* **REQUIRED TASK**
Return the records exactly as they are.

▬▬▬

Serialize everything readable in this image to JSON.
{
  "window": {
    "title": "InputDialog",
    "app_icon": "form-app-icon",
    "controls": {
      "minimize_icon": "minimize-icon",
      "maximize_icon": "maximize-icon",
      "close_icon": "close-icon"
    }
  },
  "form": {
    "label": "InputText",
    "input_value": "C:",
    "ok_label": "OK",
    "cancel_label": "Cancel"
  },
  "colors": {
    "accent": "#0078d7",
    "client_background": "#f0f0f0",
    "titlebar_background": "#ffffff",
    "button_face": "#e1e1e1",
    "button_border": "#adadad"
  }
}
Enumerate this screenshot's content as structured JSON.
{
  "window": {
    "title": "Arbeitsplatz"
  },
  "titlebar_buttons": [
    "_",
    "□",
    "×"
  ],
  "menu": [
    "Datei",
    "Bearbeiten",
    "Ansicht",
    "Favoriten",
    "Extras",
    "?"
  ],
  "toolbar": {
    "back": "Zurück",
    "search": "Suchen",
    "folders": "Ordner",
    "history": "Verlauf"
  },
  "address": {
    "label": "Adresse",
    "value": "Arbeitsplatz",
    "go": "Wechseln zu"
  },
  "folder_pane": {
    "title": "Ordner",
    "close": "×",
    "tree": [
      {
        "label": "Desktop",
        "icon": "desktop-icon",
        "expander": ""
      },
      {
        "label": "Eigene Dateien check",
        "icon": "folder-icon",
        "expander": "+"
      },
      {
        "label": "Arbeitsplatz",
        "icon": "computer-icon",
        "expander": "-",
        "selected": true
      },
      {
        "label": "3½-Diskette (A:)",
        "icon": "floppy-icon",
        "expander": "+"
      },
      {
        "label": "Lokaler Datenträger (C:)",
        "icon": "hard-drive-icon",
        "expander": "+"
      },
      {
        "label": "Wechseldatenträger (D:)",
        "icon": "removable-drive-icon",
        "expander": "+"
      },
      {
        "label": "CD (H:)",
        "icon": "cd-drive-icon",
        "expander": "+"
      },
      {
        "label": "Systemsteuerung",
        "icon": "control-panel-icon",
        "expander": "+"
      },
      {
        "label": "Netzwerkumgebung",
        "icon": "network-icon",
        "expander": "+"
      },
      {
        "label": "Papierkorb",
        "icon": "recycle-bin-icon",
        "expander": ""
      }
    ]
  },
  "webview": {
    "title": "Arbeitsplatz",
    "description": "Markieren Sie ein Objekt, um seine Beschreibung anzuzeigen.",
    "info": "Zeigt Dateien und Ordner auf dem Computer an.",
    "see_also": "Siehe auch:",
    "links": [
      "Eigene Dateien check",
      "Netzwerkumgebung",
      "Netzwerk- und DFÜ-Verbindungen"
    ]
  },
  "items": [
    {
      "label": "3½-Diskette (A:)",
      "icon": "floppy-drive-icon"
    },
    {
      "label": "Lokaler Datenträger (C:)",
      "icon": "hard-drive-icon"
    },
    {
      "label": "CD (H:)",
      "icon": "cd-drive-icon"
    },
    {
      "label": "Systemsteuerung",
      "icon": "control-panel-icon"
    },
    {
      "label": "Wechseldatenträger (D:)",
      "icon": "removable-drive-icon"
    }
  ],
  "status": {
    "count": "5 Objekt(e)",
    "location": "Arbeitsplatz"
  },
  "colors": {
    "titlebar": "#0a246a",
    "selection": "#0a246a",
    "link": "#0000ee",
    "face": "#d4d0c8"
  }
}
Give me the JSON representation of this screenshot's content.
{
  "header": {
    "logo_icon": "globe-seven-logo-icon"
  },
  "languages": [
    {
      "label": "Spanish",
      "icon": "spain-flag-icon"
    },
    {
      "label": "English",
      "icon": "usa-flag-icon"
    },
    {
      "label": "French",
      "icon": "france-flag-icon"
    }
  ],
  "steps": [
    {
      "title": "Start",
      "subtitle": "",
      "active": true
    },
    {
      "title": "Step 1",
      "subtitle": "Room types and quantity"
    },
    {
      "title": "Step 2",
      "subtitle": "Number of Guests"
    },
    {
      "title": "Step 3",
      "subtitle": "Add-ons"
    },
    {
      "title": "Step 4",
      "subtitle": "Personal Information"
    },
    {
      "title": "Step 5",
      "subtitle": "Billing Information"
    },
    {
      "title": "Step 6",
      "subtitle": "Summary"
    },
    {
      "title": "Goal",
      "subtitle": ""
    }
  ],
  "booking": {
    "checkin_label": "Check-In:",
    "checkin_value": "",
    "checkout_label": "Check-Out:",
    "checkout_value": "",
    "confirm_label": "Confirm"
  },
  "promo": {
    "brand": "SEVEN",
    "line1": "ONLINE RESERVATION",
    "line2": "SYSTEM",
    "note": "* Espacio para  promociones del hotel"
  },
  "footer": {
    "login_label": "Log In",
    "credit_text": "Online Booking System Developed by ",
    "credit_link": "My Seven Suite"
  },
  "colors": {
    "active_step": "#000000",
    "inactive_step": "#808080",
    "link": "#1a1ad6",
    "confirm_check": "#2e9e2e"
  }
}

▬▬▬

* **FULL OUTPUT**
Serialize everything readable in this image to JSON.
{
  "window": {
    "title": "InputDialog",
    "app_icon": "form-app-icon",
    "controls": {
      "minimize_icon": "minimize-icon",
      "maximize_icon": "maximize-icon",
      "close_icon": "close-icon"
    }
  },
  "form": {
    "label": "InputText",
    "input_value": "C:",
    "ok_label": "OK",
    "cancel_label": "Cancel"
  },
  "colors": {
    "accent": "#0078d7",
    "client_background": "#f0f0f0",
    "titlebar_background": "#ffffff",
    "button_face": "#e1e1e1",
    "button_border": "#adadad"
  }
}
Enumerate this screenshot's content as structured JSON.
{
  "window": {
    "title": "Arbeitsplatz"
  },
  "titlebar_buttons": [
    "_",
    "□",
    "×"
  ],
  "menu": [
    "Datei",
    "Bearbeiten",
    "Ansicht",
    "Favoriten",
    "Extras",
    "?"
  ],
  "toolbar": {
    "back": "Zurück",
    "search": "Suchen",
    "folders": "Ordner",
    "history": "Verlauf"
  },
  "address": {
    "label": "Adresse",
    "value": "Arbeitsplatz",
    "go": "Wechseln zu"
  },
  "folder_pane": {
    "title": "Ordner",
    "close": "×",
    "tree": [
      {
        "label": "Desktop",
        "icon": "desktop-icon",
        "expander": ""
      },
      {
        "label": "Eigene Dateien check",
        "icon": "folder-icon",
        "expander": "+"
      },
      {
        "label": "Arbeitsplatz",
        "icon": "computer-icon",
        "expander": "-",
        "selected": true
      },
      {
        "label": "3½-Diskette (A:)",
        "icon": "floppy-icon",
        "expander": "+"
      },
      {
        "label": "Lokaler Datenträger (C:)",
        "icon": "hard-drive-icon",
        "expander": "+"
      },
      {
        "label": "Wechseldatenträger (D:)",
        "icon": "removable-drive-icon",
        "expander": "+"
      },
      {
        "label": "CD (H:)",
        "icon": "cd-drive-icon",
        "expander": "+"
      },
      {
        "label": "Systemsteuerung",
        "icon": "control-panel-icon",
        "expander": "+"
      },
      {
        "label": "Netzwerkumgebung",
        "icon": "network-icon",
        "expander": "+"
      },
      {
        "label": "Papierkorb",
        "icon": "recycle-bin-icon",
        "expander": ""
      }
    ]
  },
  "webview": {
    "title": "Arbeitsplatz",
    "description": "Markieren Sie ein Objekt, um seine Beschreibung anzuzeigen.",
    "info": "Zeigt Dateien und Ordner auf dem Computer an.",
    "see_also": "Siehe auch:",
    "links": [
      "Eigene Dateien check",
      "Netzwerkumgebung",
      "Netzwerk- und DFÜ-Verbindungen"
    ]
  },
  "items": [
    {
      "label": "3½-Diskette (A:)",
      "icon": "floppy-drive-icon"
    },
    {
      "label": "Lokaler Datenträger (C:)",
      "icon": "hard-drive-icon"
    },
    {
      "label": "CD (H:)",
      "icon": "cd-drive-icon"
    },
    {
      "label": "Systemsteuerung",
      "icon": "control-panel-icon"
    },
    {
      "label": "Wechseldatenträger (D:)",
      "icon": "removable-drive-icon"
    }
  ],
  "status": {
    "count": "5 Objekt(e)",
    "location": "Arbeitsplatz"
  },
  "colors": {
    "titlebar": "#0a246a",
    "selection": "#0a246a",
    "link": "#0000ee",
    "face": "#d4d0c8"
  }
}
Give me the JSON representation of this screenshot's content.
{
  "header": {
    "logo_icon": "globe-seven-logo-icon"
  },
  "languages": [
    {
      "label": "Spanish",
      "icon": "spain-flag-icon"
    },
    {
      "label": "English",
      "icon": "usa-flag-icon"
    },
    {
      "label": "French",
      "icon": "france-flag-icon"
    }
  ],
  "steps": [
    {
      "title": "Start",
      "subtitle": "",
      "active": true
    },
    {
      "title": "Step 1",
      "subtitle": "Room types and quantity"
    },
    {
      "title": "Step 2",
      "subtitle": "Number of Guests"
    },
    {
      "title": "Step 3",
      "subtitle": "Add-ons"
    },
    {
      "title": "Step 4",
      "subtitle": "Personal Information"
    },
    {
      "title": "Step 5",
      "subtitle": "Billing Information"
    },
    {
      "title": "Step 6",
      "subtitle": "Summary"
    },
    {
      "title": "Goal",
      "subtitle": ""
    }
  ],
  "booking": {
    "checkin_label": "Check-In:",
    "checkin_value": "",
    "checkout_label": "Check-Out:",
    "checkout_value": "",
    "confirm_label": "Confirm"
  },
  "promo": {
    "brand": "SEVEN",
    "line1": "ONLINE RESERVATION",
    "line2": "SYSTEM",
    "note": "* Espacio para  promociones del hotel"
  },
  "footer": {
    "login_label": "Log In",
    "credit_text": "Online Booking System Developed by ",
    "credit_link": "My Seven Suite"
  },
  "colors": {
    "active_step": "#000000",
    "inactive_step": "#808080",
    "link": "#1a1ad6",
    "confirm_check": "#2e9e2e"
  }
}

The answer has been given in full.